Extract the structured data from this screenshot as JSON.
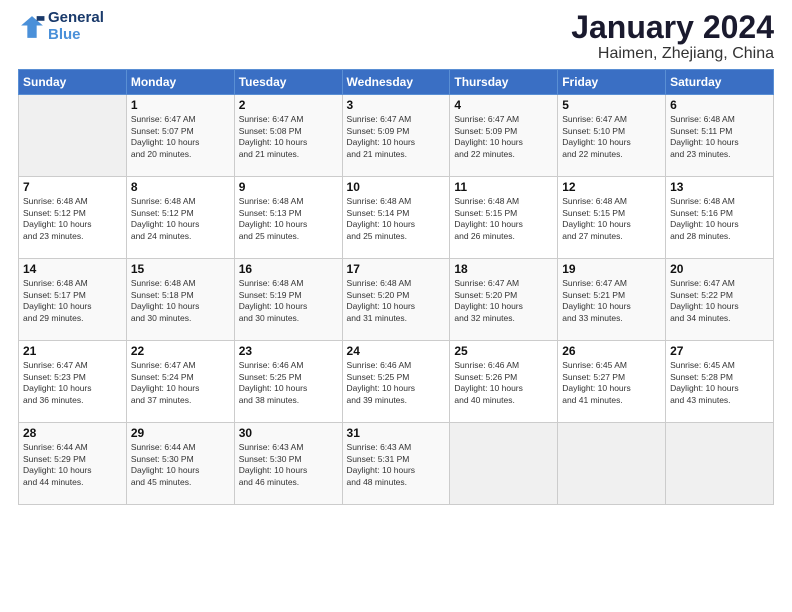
{
  "header": {
    "logo_line1": "General",
    "logo_line2": "Blue",
    "title": "January 2024",
    "subtitle": "Haimen, Zhejiang, China"
  },
  "columns": [
    "Sunday",
    "Monday",
    "Tuesday",
    "Wednesday",
    "Thursday",
    "Friday",
    "Saturday"
  ],
  "weeks": [
    [
      {
        "day": "",
        "info": ""
      },
      {
        "day": "1",
        "info": "Sunrise: 6:47 AM\nSunset: 5:07 PM\nDaylight: 10 hours\nand 20 minutes."
      },
      {
        "day": "2",
        "info": "Sunrise: 6:47 AM\nSunset: 5:08 PM\nDaylight: 10 hours\nand 21 minutes."
      },
      {
        "day": "3",
        "info": "Sunrise: 6:47 AM\nSunset: 5:09 PM\nDaylight: 10 hours\nand 21 minutes."
      },
      {
        "day": "4",
        "info": "Sunrise: 6:47 AM\nSunset: 5:09 PM\nDaylight: 10 hours\nand 22 minutes."
      },
      {
        "day": "5",
        "info": "Sunrise: 6:47 AM\nSunset: 5:10 PM\nDaylight: 10 hours\nand 22 minutes."
      },
      {
        "day": "6",
        "info": "Sunrise: 6:48 AM\nSunset: 5:11 PM\nDaylight: 10 hours\nand 23 minutes."
      }
    ],
    [
      {
        "day": "7",
        "info": "Sunrise: 6:48 AM\nSunset: 5:12 PM\nDaylight: 10 hours\nand 23 minutes."
      },
      {
        "day": "8",
        "info": "Sunrise: 6:48 AM\nSunset: 5:12 PM\nDaylight: 10 hours\nand 24 minutes."
      },
      {
        "day": "9",
        "info": "Sunrise: 6:48 AM\nSunset: 5:13 PM\nDaylight: 10 hours\nand 25 minutes."
      },
      {
        "day": "10",
        "info": "Sunrise: 6:48 AM\nSunset: 5:14 PM\nDaylight: 10 hours\nand 25 minutes."
      },
      {
        "day": "11",
        "info": "Sunrise: 6:48 AM\nSunset: 5:15 PM\nDaylight: 10 hours\nand 26 minutes."
      },
      {
        "day": "12",
        "info": "Sunrise: 6:48 AM\nSunset: 5:15 PM\nDaylight: 10 hours\nand 27 minutes."
      },
      {
        "day": "13",
        "info": "Sunrise: 6:48 AM\nSunset: 5:16 PM\nDaylight: 10 hours\nand 28 minutes."
      }
    ],
    [
      {
        "day": "14",
        "info": "Sunrise: 6:48 AM\nSunset: 5:17 PM\nDaylight: 10 hours\nand 29 minutes."
      },
      {
        "day": "15",
        "info": "Sunrise: 6:48 AM\nSunset: 5:18 PM\nDaylight: 10 hours\nand 30 minutes."
      },
      {
        "day": "16",
        "info": "Sunrise: 6:48 AM\nSunset: 5:19 PM\nDaylight: 10 hours\nand 30 minutes."
      },
      {
        "day": "17",
        "info": "Sunrise: 6:48 AM\nSunset: 5:20 PM\nDaylight: 10 hours\nand 31 minutes."
      },
      {
        "day": "18",
        "info": "Sunrise: 6:47 AM\nSunset: 5:20 PM\nDaylight: 10 hours\nand 32 minutes."
      },
      {
        "day": "19",
        "info": "Sunrise: 6:47 AM\nSunset: 5:21 PM\nDaylight: 10 hours\nand 33 minutes."
      },
      {
        "day": "20",
        "info": "Sunrise: 6:47 AM\nSunset: 5:22 PM\nDaylight: 10 hours\nand 34 minutes."
      }
    ],
    [
      {
        "day": "21",
        "info": "Sunrise: 6:47 AM\nSunset: 5:23 PM\nDaylight: 10 hours\nand 36 minutes."
      },
      {
        "day": "22",
        "info": "Sunrise: 6:47 AM\nSunset: 5:24 PM\nDaylight: 10 hours\nand 37 minutes."
      },
      {
        "day": "23",
        "info": "Sunrise: 6:46 AM\nSunset: 5:25 PM\nDaylight: 10 hours\nand 38 minutes."
      },
      {
        "day": "24",
        "info": "Sunrise: 6:46 AM\nSunset: 5:25 PM\nDaylight: 10 hours\nand 39 minutes."
      },
      {
        "day": "25",
        "info": "Sunrise: 6:46 AM\nSunset: 5:26 PM\nDaylight: 10 hours\nand 40 minutes."
      },
      {
        "day": "26",
        "info": "Sunrise: 6:45 AM\nSunset: 5:27 PM\nDaylight: 10 hours\nand 41 minutes."
      },
      {
        "day": "27",
        "info": "Sunrise: 6:45 AM\nSunset: 5:28 PM\nDaylight: 10 hours\nand 43 minutes."
      }
    ],
    [
      {
        "day": "28",
        "info": "Sunrise: 6:44 AM\nSunset: 5:29 PM\nDaylight: 10 hours\nand 44 minutes."
      },
      {
        "day": "29",
        "info": "Sunrise: 6:44 AM\nSunset: 5:30 PM\nDaylight: 10 hours\nand 45 minutes."
      },
      {
        "day": "30",
        "info": "Sunrise: 6:43 AM\nSunset: 5:30 PM\nDaylight: 10 hours\nand 46 minutes."
      },
      {
        "day": "31",
        "info": "Sunrise: 6:43 AM\nSunset: 5:31 PM\nDaylight: 10 hours\nand 48 minutes."
      },
      {
        "day": "",
        "info": ""
      },
      {
        "day": "",
        "info": ""
      },
      {
        "day": "",
        "info": ""
      }
    ]
  ]
}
•••
## [PROMPT]
Reproduce the entries above exactly. Do not include the images.

## [OUTPUT]
Extract the structured data from this screenshot as JSON.
{
  "header": {
    "logo_line1": "General",
    "logo_line2": "Blue",
    "title": "January 2024",
    "subtitle": "Haimen, Zhejiang, China"
  },
  "columns": [
    "Sunday",
    "Monday",
    "Tuesday",
    "Wednesday",
    "Thursday",
    "Friday",
    "Saturday"
  ],
  "weeks": [
    [
      {
        "day": "",
        "info": ""
      },
      {
        "day": "1",
        "info": "Sunrise: 6:47 AM\nSunset: 5:07 PM\nDaylight: 10 hours\nand 20 minutes."
      },
      {
        "day": "2",
        "info": "Sunrise: 6:47 AM\nSunset: 5:08 PM\nDaylight: 10 hours\nand 21 minutes."
      },
      {
        "day": "3",
        "info": "Sunrise: 6:47 AM\nSunset: 5:09 PM\nDaylight: 10 hours\nand 21 minutes."
      },
      {
        "day": "4",
        "info": "Sunrise: 6:47 AM\nSunset: 5:09 PM\nDaylight: 10 hours\nand 22 minutes."
      },
      {
        "day": "5",
        "info": "Sunrise: 6:47 AM\nSunset: 5:10 PM\nDaylight: 10 hours\nand 22 minutes."
      },
      {
        "day": "6",
        "info": "Sunrise: 6:48 AM\nSunset: 5:11 PM\nDaylight: 10 hours\nand 23 minutes."
      }
    ],
    [
      {
        "day": "7",
        "info": "Sunrise: 6:48 AM\nSunset: 5:12 PM\nDaylight: 10 hours\nand 23 minutes."
      },
      {
        "day": "8",
        "info": "Sunrise: 6:48 AM\nSunset: 5:12 PM\nDaylight: 10 hours\nand 24 minutes."
      },
      {
        "day": "9",
        "info": "Sunrise: 6:48 AM\nSunset: 5:13 PM\nDaylight: 10 hours\nand 25 minutes."
      },
      {
        "day": "10",
        "info": "Sunrise: 6:48 AM\nSunset: 5:14 PM\nDaylight: 10 hours\nand 25 minutes."
      },
      {
        "day": "11",
        "info": "Sunrise: 6:48 AM\nSunset: 5:15 PM\nDaylight: 10 hours\nand 26 minutes."
      },
      {
        "day": "12",
        "info": "Sunrise: 6:48 AM\nSunset: 5:15 PM\nDaylight: 10 hours\nand 27 minutes."
      },
      {
        "day": "13",
        "info": "Sunrise: 6:48 AM\nSunset: 5:16 PM\nDaylight: 10 hours\nand 28 minutes."
      }
    ],
    [
      {
        "day": "14",
        "info": "Sunrise: 6:48 AM\nSunset: 5:17 PM\nDaylight: 10 hours\nand 29 minutes."
      },
      {
        "day": "15",
        "info": "Sunrise: 6:48 AM\nSunset: 5:18 PM\nDaylight: 10 hours\nand 30 minutes."
      },
      {
        "day": "16",
        "info": "Sunrise: 6:48 AM\nSunset: 5:19 PM\nDaylight: 10 hours\nand 30 minutes."
      },
      {
        "day": "17",
        "info": "Sunrise: 6:48 AM\nSunset: 5:20 PM\nDaylight: 10 hours\nand 31 minutes."
      },
      {
        "day": "18",
        "info": "Sunrise: 6:47 AM\nSunset: 5:20 PM\nDaylight: 10 hours\nand 32 minutes."
      },
      {
        "day": "19",
        "info": "Sunrise: 6:47 AM\nSunset: 5:21 PM\nDaylight: 10 hours\nand 33 minutes."
      },
      {
        "day": "20",
        "info": "Sunrise: 6:47 AM\nSunset: 5:22 PM\nDaylight: 10 hours\nand 34 minutes."
      }
    ],
    [
      {
        "day": "21",
        "info": "Sunrise: 6:47 AM\nSunset: 5:23 PM\nDaylight: 10 hours\nand 36 minutes."
      },
      {
        "day": "22",
        "info": "Sunrise: 6:47 AM\nSunset: 5:24 PM\nDaylight: 10 hours\nand 37 minutes."
      },
      {
        "day": "23",
        "info": "Sunrise: 6:46 AM\nSunset: 5:25 PM\nDaylight: 10 hours\nand 38 minutes."
      },
      {
        "day": "24",
        "info": "Sunrise: 6:46 AM\nSunset: 5:25 PM\nDaylight: 10 hours\nand 39 minutes."
      },
      {
        "day": "25",
        "info": "Sunrise: 6:46 AM\nSunset: 5:26 PM\nDaylight: 10 hours\nand 40 minutes."
      },
      {
        "day": "26",
        "info": "Sunrise: 6:45 AM\nSunset: 5:27 PM\nDaylight: 10 hours\nand 41 minutes."
      },
      {
        "day": "27",
        "info": "Sunrise: 6:45 AM\nSunset: 5:28 PM\nDaylight: 10 hours\nand 43 minutes."
      }
    ],
    [
      {
        "day": "28",
        "info": "Sunrise: 6:44 AM\nSunset: 5:29 PM\nDaylight: 10 hours\nand 44 minutes."
      },
      {
        "day": "29",
        "info": "Sunrise: 6:44 AM\nSunset: 5:30 PM\nDaylight: 10 hours\nand 45 minutes."
      },
      {
        "day": "30",
        "info": "Sunrise: 6:43 AM\nSunset: 5:30 PM\nDaylight: 10 hours\nand 46 minutes."
      },
      {
        "day": "31",
        "info": "Sunrise: 6:43 AM\nSunset: 5:31 PM\nDaylight: 10 hours\nand 48 minutes."
      },
      {
        "day": "",
        "info": ""
      },
      {
        "day": "",
        "info": ""
      },
      {
        "day": "",
        "info": ""
      }
    ]
  ]
}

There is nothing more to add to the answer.